*** Record excerpts

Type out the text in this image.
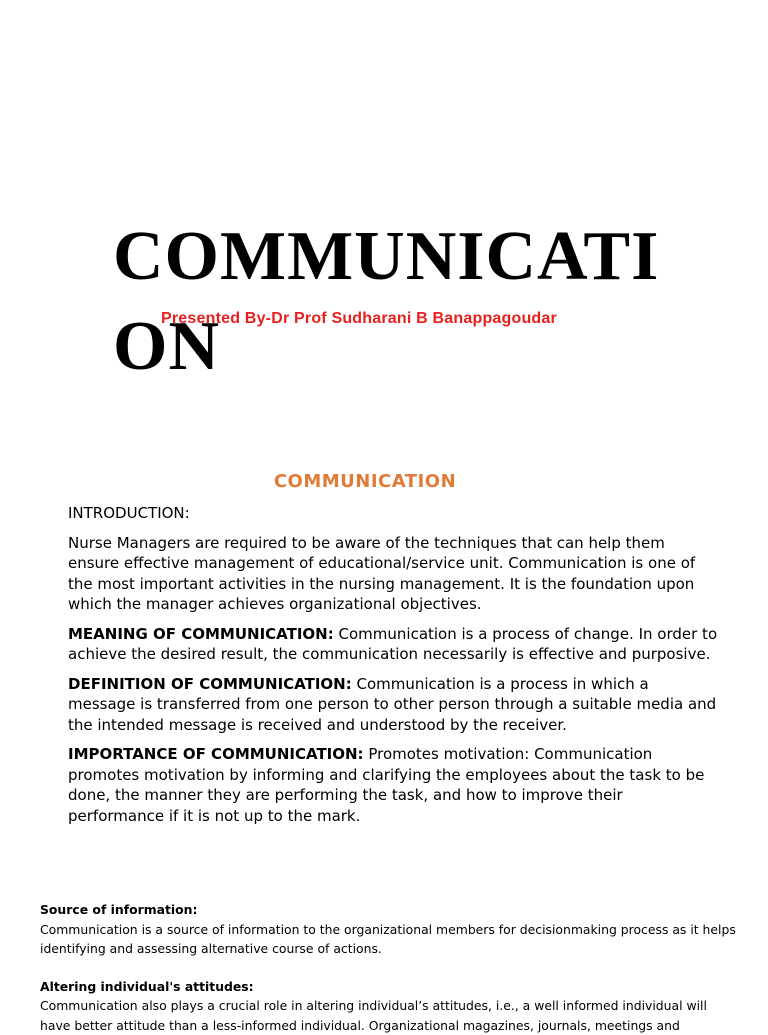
COMMUNICATION
Presented By-Dr Prof Sudharani B Banappagoudar
COMMUNICATION

INTRODUCTION:

Nurse Managers are required to be aware of the techniques that can help them ensure effective management of educational/service unit. Communication is one of the most important activities in the nursing management. It is the foundation upon which the manager achieves organizational objectives.

MEANING OF COMMUNICATION: Communication is a process of change. In order to achieve the desired result, the communication necessarily is effective and purposive.

DEFINITION OF COMMUNICATION: Communication is a process in which a message is transferred from one person to other person through a suitable media and the intended message is received and understood by the receiver.

IMPORTANCE OF COMMUNICATION: Promotes motivation: Communication promotes motivation by informing and clarifying the employees about the task to be done, the manner they are performing the task, and how to improve their performance if it is not up to the mark.

Source of information:

Communication is a source of information to the organizational members for decisionmaking process as it helps identifying and assessing alternative course of actions.

Altering individual's attitudes:

Communication also plays a crucial role in altering individual’s attitudes, i.e., a well informed individual will have better attitude than a less-informed individual. Organizational magazines, journals, meetings and
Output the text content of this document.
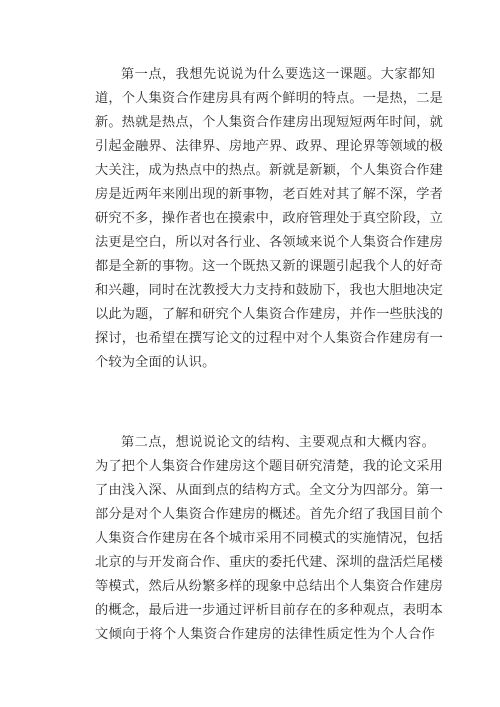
第一点，我想先说说为什么要选这一课题。大家都知
道，个人集资合作建房具有两个鲜明的特点。一是热，二是
新。热就是热点，个人集资合作建房出现短短两年时间，就
引起金融界、法律界、房地产界、政界、理论界等领域的极
大关注，成为热点中的热点。新就是新颖，个人集资合作建
房是近两年来刚出现的新事物，老百姓对其了解不深，学者
研究不多，操作者也在摸索中，政府管理处于真空阶段，立
法更是空白，所以对各行业、各领域来说个人集资合作建房
都是全新的事物。这一个既热又新的课题引起我个人的好奇
和兴趣，同时在沈教授大力支持和鼓励下，我也大胆地决定
以此为题，了解和研究个人集资合作建房，并作一些肤浅的
探讨，也希望在撰写论文的过程中对个人集资合作建房有一
个较为全面的认识。
第二点，想说说论文的结构、主要观点和大概内容。
为了把个人集资合作建房这个题目研究清楚，我的论文采用
了由浅入深、从面到点的结构方式。全文分为四部分。第一
部分是对个人集资合作建房的概述。首先介绍了我国目前个
人集资合作建房在各个城市采用不同模式的实施情况，包括
北京的与开发商合作、重庆的委托代建、深圳的盘活烂尾楼
等模式，然后从纷繁多样的现象中总结出个人集资合作建房
的概念，最后进一步通过评析目前存在的多种观点，表明本
文倾向于将个人集资合作建房的法律性质定性为个人合作
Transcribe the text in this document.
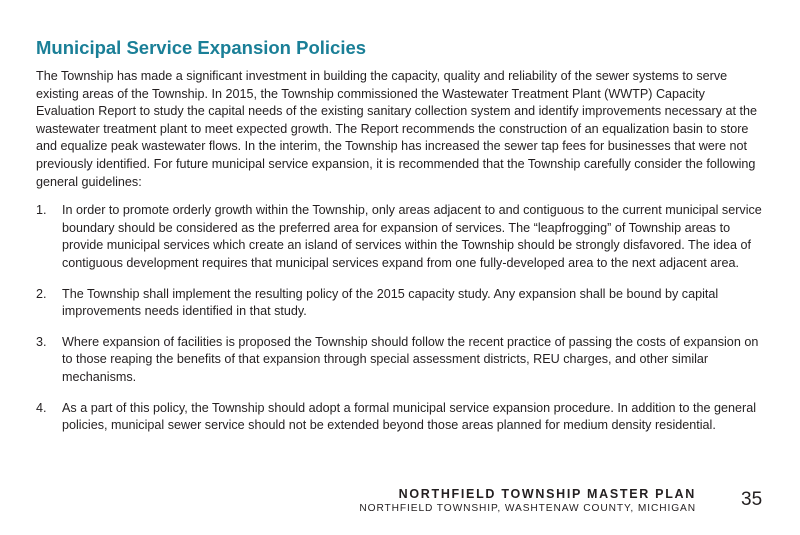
Municipal Service Expansion Policies

The Township has made a significant investment in building the capacity, quality and reliability of the sewer systems to serve existing areas of the Township. In 2015, the Township commissioned the Wastewater Treatment Plant (WWTP) Capacity Evaluation Report to study the capital needs of the existing sanitary collection system and identify improvements necessary at the wastewater treatment plant to meet expected growth. The Report recommends the construction of an equalization basin to store and equalize peak wastewater flows. In the interim, the Township has increased the sewer tap fees for businesses that were not previously identified. For future municipal service expansion, it is recommended that the Township carefully consider the following general guidelines:

1.	In order to promote orderly growth within the Township, only areas adjacent to and contiguous to the current municipal service boundary should be considered as the preferred area for expansion of services. The “leapfrogging” of Township areas to provide municipal services which create an island of services within the Township should be strongly disfavored. The idea of contiguous development requires that municipal services expand from one fully-developed area to the next adjacent area.
2.	The Township shall implement the resulting policy of the 2015 capacity study. Any expansion shall be bound by capital improvements needs identified in that study.
3.	Where expansion of facilities is proposed the Township should follow the recent practice of passing the costs of expansion on to those reaping the benefits of that expansion through special assessment districts, REU charges, and other similar mechanisms.
4.	As a part of this policy, the Township should adopt a formal municipal service expansion procedure. In addition to the general policies, municipal sewer service should not be extended beyond those areas planned for medium density residential.
NORTHFIELD TOWNSHIP MASTER PLAN
NORTHFIELD TOWNSHIP, WASHTENAW COUNTY, MICHIGAN 35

******

- **Exercise**: Report every line containing the word "document" from the listing above.

- **Completed task**:
Output the text content of this document.
Transcribe the text in this document.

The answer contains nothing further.